### Dataset content

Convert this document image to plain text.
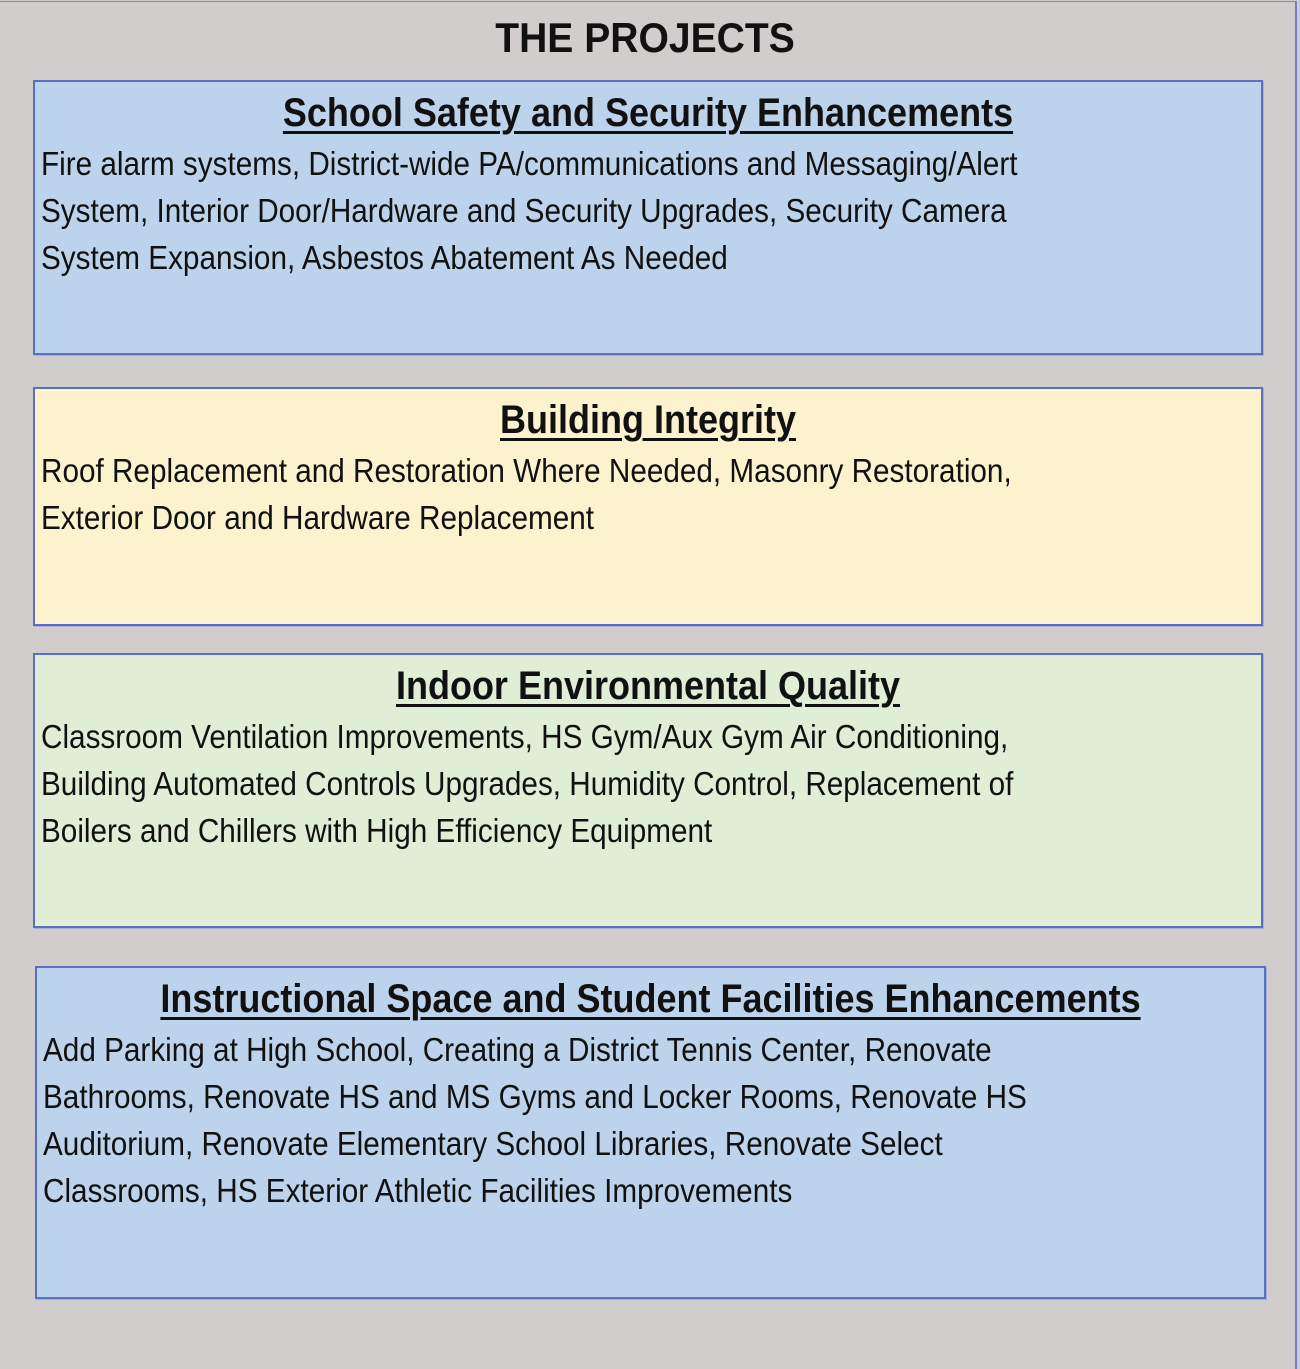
THE PROJECTS
School Safety and Security Enhancements
Fire alarm systems, District-wide PA/communications and Messaging/Alert
System, Interior Door/Hardware and Security Upgrades, Security Camera
System Expansion, Asbestos Abatement As Needed
Building Integrity
Roof Replacement and Restoration Where Needed, Masonry Restoration,
Exterior Door and Hardware Replacement
Indoor Environmental Quality
Classroom Ventilation Improvements, HS Gym/Aux Gym Air Conditioning,
Building Automated Controls Upgrades, Humidity Control, Replacement of
Boilers and Chillers with High Efficiency Equipment
Instructional Space and Student Facilities Enhancements
Add Parking at High School, Creating a District Tennis Center, Renovate
Bathrooms, Renovate HS and MS Gyms and Locker Rooms, Renovate HS
Auditorium, Renovate Elementary School Libraries, Renovate Select
Classrooms, HS Exterior Athletic Facilities Improvements
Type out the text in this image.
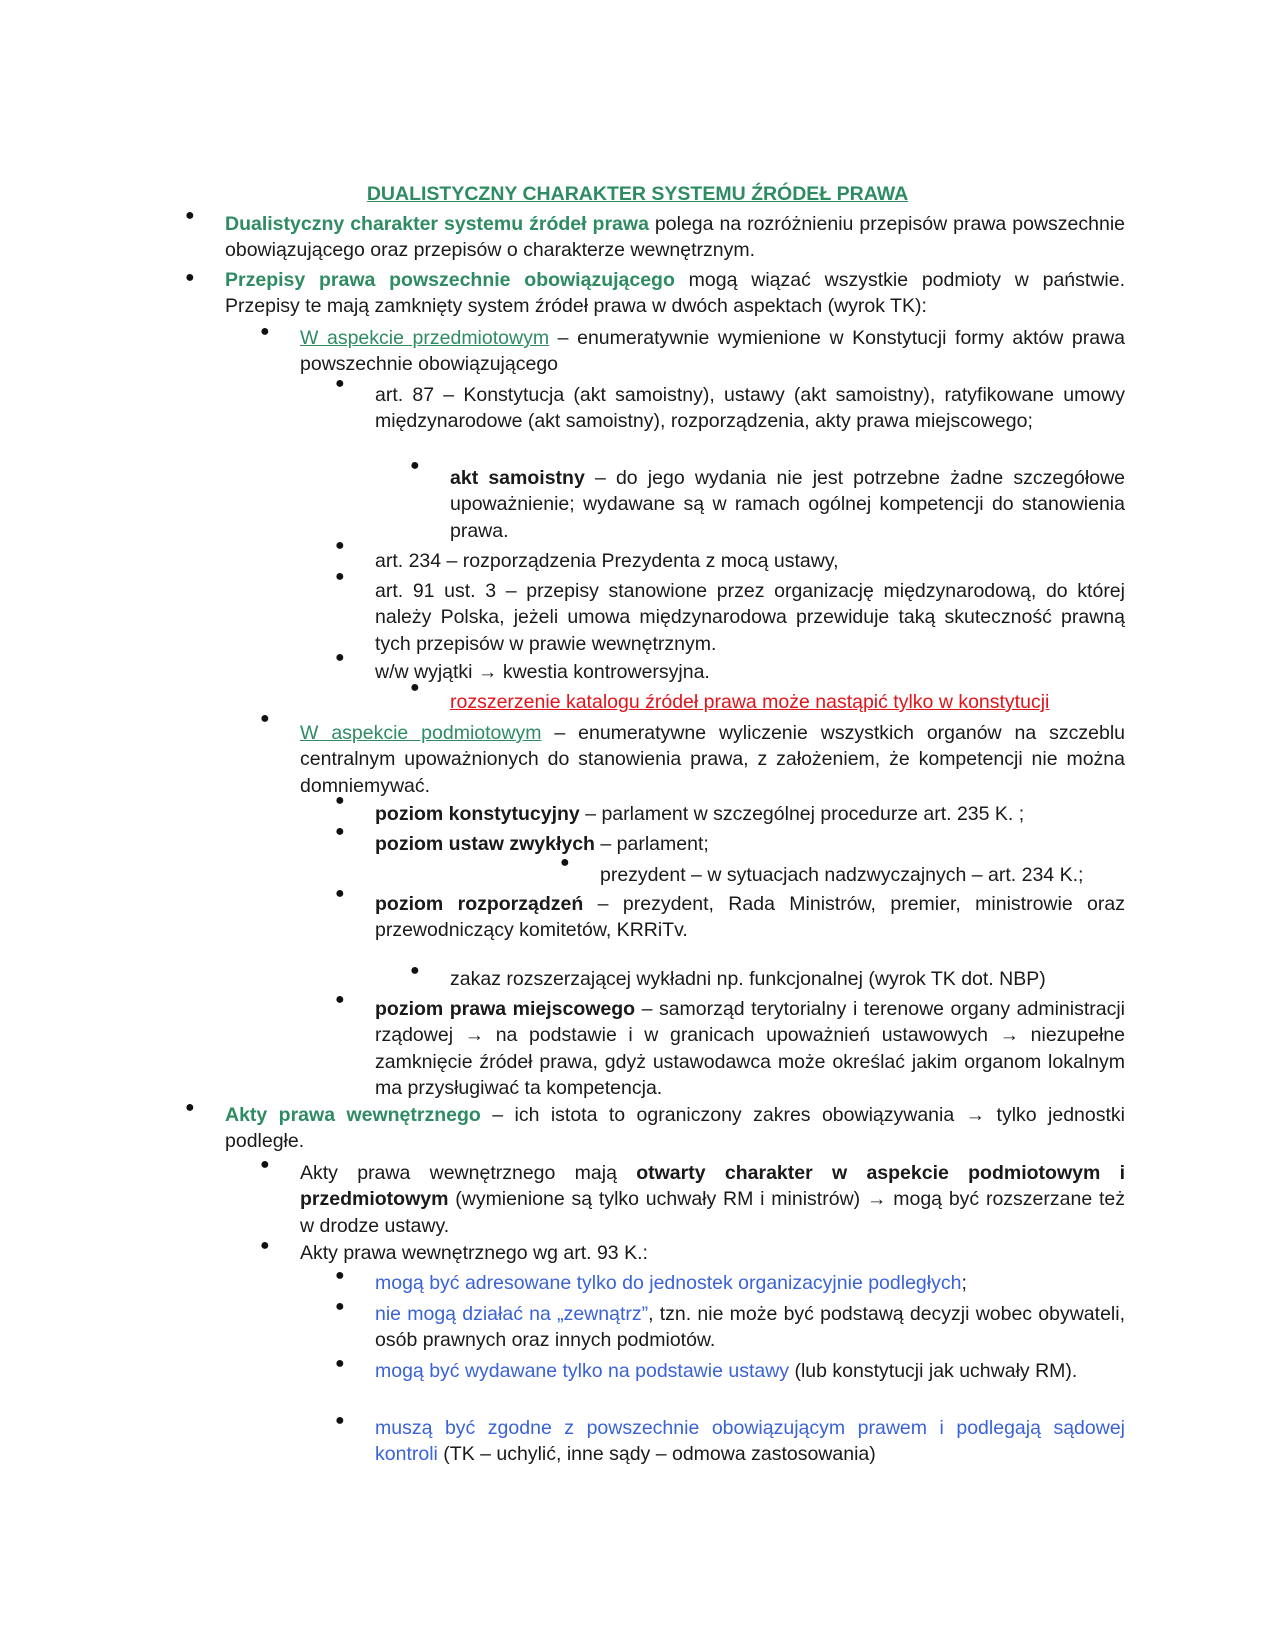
DUALISTYCZNY CHARAKTER SYSTEMU ŹRÓDEŁ PRAWA
● Dualistyczny charakter systemu źródeł prawa polega na rozróżnieniu przepisów prawa powszechnie obowiązującego oraz przepisów o charakterze wewnętrznym.
● Przepisy prawa powszechnie obowiązującego mogą wiązać wszystkie podmioty w państwie. Przepisy te mają zamknięty system źródeł prawa w dwóch aspektach (wyrok TK):
● W aspekcie przedmiotowym – enumeratywnie wymienione w Konstytucji formy aktów prawa powszechnie obowiązującego
●
art. 87 – Konstytucja (akt samoistny), ustawy (akt samoistny), ratyfikowane umowy międzynarodowe (akt samoistny), rozporządzenia, akty prawa miejscowego;
●
akt samoistny – do jego wydania nie jest potrzebne żadne szczegółowe upoważnienie; wydawane są w ramach ogólnej kompetencji do stanowienia prawa.
●
art. 234 – rozporządzenia Prezydenta z mocą ustawy,
●
art. 91 ust. 3 – przepisy stanowione przez organizację międzynarodową, do której należy Polska, jeżeli umowa międzynarodowa przewiduje taką skuteczność prawną tych przepisów w prawie wewnętrznym.
●
w/w wyjątki → kwestia kontrowersyjna.
●
rozszerzenie katalogu źródeł prawa może nastąpić tylko w konstytucji
●
W aspekcie podmiotowym – enumeratywne wyliczenie wszystkich organów na szczeblu centralnym upoważnionych do stanowienia prawa, z założeniem, że kompetencji nie można domniemywać.
●
poziom konstytucyjny – parlament w szczególnej procedurze art. 235 K. ;
●
poziom ustaw zwykłych – parlament;
●
prezydent – w sytuacjach nadzwyczajnych – art. 234 K.;
● poziom rozporządzeń – prezydent, Rada Ministrów, premier, ministrowie oraz przewodniczący komitetów, KRRiTv.
● zakaz rozszerzającej wykładni np. funkcjonalnej (wyrok TK dot. NBP)
● poziom prawa miejscowego – samorząd terytorialny i terenowe organy administracji rządowej → na podstawie i w granicach upoważnień ustawowych → niezupełne zamknięcie źródeł prawa, gdyż ustawodawca może określać jakim organom lokalnym ma przysługiwać ta kompetencja.
● Akty prawa wewnętrznego – ich istota to ograniczony zakres obowiązywania → tylko jednostki podległe.
● Akty prawa wewnętrznego mają otwarty charakter w aspekcie podmiotowym i przedmiotowym (wymienione są tylko uchwały RM i ministrów) → mogą być rozszerzane też w drodze ustawy.
● Akty prawa wewnętrznego wg art. 93 K.:
● mogą być adresowane tylko do jednostek organizacyjnie podległych;
● nie mogą działać na „zewnątrz”, tzn. nie może być podstawą decyzji wobec obywateli, osób prawnych oraz innych podmiotów.
● mogą być wydawane tylko na podstawie ustawy (lub konstytucji jak uchwały RM).
● muszą być zgodne z powszechnie obowiązującym prawem i podlegają sądowej kontroli (TK – uchylić, inne sądy – odmowa zastosowania)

######

◆ Work to be completed: In the records above, find the lines containing "przepisów" and copy them.

◆ Response below:
● Dualistyczny charakter systemu źródeł prawa polega na rozróżnieniu przepisów prawa powszechnie obowiązującego oraz przepisów o charakterze wewnętrznym.
art. 91 ust. 3 – przepisy stanowione przez organizację międzynarodową, do której należy Polska, jeżeli umowa międzynarodowa przewiduje taką skuteczność prawną tych przepisów w prawie wewnętrznym.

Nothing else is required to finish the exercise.